### [What to do]
Reproduce the records exactly.

━━━━━ Data extract

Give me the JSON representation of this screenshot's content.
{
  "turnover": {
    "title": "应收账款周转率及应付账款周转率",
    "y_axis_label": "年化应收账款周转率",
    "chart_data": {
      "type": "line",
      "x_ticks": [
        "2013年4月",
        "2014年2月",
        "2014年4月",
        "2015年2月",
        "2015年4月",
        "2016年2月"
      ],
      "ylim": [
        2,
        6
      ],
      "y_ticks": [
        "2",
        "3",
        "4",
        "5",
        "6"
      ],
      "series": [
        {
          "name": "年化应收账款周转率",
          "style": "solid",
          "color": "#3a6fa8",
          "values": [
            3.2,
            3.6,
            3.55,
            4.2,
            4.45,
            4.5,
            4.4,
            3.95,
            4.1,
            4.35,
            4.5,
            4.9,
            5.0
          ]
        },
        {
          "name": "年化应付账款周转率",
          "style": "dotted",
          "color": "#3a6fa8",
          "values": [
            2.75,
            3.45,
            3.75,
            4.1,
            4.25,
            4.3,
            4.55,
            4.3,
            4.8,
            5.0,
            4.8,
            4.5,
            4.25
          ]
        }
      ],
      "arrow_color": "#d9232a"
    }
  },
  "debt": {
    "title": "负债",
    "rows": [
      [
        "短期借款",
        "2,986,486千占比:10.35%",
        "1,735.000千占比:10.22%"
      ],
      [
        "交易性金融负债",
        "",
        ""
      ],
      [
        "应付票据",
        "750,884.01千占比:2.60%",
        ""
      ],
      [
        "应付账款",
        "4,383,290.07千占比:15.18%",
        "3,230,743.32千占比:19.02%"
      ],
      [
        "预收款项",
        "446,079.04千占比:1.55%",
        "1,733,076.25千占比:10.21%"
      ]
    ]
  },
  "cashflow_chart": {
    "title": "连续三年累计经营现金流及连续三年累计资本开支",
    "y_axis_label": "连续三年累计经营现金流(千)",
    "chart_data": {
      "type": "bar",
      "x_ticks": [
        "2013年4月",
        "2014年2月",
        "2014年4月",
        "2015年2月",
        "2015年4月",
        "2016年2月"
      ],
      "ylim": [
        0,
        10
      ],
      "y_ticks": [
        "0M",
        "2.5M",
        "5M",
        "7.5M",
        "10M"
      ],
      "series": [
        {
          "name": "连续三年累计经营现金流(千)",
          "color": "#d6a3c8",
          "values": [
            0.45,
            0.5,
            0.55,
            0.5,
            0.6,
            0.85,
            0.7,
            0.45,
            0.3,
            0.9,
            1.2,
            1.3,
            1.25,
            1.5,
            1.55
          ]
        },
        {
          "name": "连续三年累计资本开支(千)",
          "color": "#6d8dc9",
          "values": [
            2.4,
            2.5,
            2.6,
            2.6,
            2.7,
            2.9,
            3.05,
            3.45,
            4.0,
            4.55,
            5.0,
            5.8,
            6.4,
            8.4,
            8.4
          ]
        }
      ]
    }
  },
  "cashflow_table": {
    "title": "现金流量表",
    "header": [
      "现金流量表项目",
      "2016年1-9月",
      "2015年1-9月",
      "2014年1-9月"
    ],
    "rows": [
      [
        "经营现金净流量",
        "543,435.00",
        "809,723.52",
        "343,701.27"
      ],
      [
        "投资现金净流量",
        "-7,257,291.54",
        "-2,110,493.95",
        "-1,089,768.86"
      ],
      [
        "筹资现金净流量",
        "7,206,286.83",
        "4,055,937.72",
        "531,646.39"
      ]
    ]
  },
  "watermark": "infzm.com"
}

━━━━━━━━━━

### [Written response]
Give me the JSON representation of this screenshot's content.
{
  "turnover": {
    "title": "应收账款周转率及应付账款周转率",
    "y_axis_label": "年化应收账款周转率",
    "chart_data": {
      "type": "line",
      "x_ticks": [
        "2013年4月",
        "2014年2月",
        "2014年4月",
        "2015年2月",
        "2015年4月",
        "2016年2月"
      ],
      "ylim": [
        2,
        6
      ],
      "y_ticks": [
        "2",
        "3",
        "4",
        "5",
        "6"
      ],
      "series": [
        {
          "name": "年化应收账款周转率",
          "style": "solid",
          "color": "#3a6fa8",
          "values": [
            3.2,
            3.6,
            3.55,
            4.2,
            4.45,
            4.5,
            4.4,
            3.95,
            4.1,
            4.35,
            4.5,
            4.9,
            5.0
          ]
        },
        {
          "name": "年化应付账款周转率",
          "style": "dotted",
          "color": "#3a6fa8",
          "values": [
            2.75,
            3.45,
            3.75,
            4.1,
            4.25,
            4.3,
            4.55,
            4.3,
            4.8,
            5.0,
            4.8,
            4.5,
            4.25
          ]
        }
      ],
      "arrow_color": "#d9232a"
    }
  },
  "debt": {
    "title": "负债",
    "rows": [
      [
        "短期借款",
        "2,986,486千占比:10.35%",
        "1,735.000千占比:10.22%"
      ],
      [
        "交易性金融负债",
        "",
        ""
      ],
      [
        "应付票据",
        "750,884.01千占比:2.60%",
        ""
      ],
      [
        "应付账款",
        "4,383,290.07千占比:15.18%",
        "3,230,743.32千占比:19.02%"
      ],
      [
        "预收款项",
        "446,079.04千占比:1.55%",
        "1,733,076.25千占比:10.21%"
      ]
    ]
  },
  "cashflow_chart": {
    "title": "连续三年累计经营现金流及连续三年累计资本开支",
    "y_axis_label": "连续三年累计经营现金流(千)",
    "chart_data": {
      "type": "bar",
      "x_ticks": [
        "2013年4月",
        "2014年2月",
        "2014年4月",
        "2015年2月",
        "2015年4月",
        "2016年2月"
      ],
      "ylim": [
        0,
        10
      ],
      "y_ticks": [
        "0M",
        "2.5M",
        "5M",
        "7.5M",
        "10M"
      ],
      "series": [
        {
          "name": "连续三年累计经营现金流(千)",
          "color": "#d6a3c8",
          "values": [
            0.45,
            0.5,
            0.55,
            0.5,
            0.6,
            0.85,
            0.7,
            0.45,
            0.3,
            0.9,
            1.2,
            1.3,
            1.25,
            1.5,
            1.55
          ]
        },
        {
          "name": "连续三年累计资本开支(千)",
          "color": "#6d8dc9",
          "values": [
            2.4,
            2.5,
            2.6,
            2.6,
            2.7,
            2.9,
            3.05,
            3.45,
            4.0,
            4.55,
            5.0,
            5.8,
            6.4,
            8.4,
            8.4
          ]
        }
      ]
    }
  },
  "cashflow_table": {
    "title": "现金流量表",
    "header": [
      "现金流量表项目",
      "2016年1-9月",
      "2015年1-9月",
      "2014年1-9月"
    ],
    "rows": [
      [
        "经营现金净流量",
        "543,435.00",
        "809,723.52",
        "343,701.27"
      ],
      [
        "投资现金净流量",
        "-7,257,291.54",
        "-2,110,493.95",
        "-1,089,768.86"
      ],
      [
        "筹资现金净流量",
        "7,206,286.83",
        "4,055,937.72",
        "531,646.39"
      ]
    ]
  },
  "watermark": "infzm.com"
}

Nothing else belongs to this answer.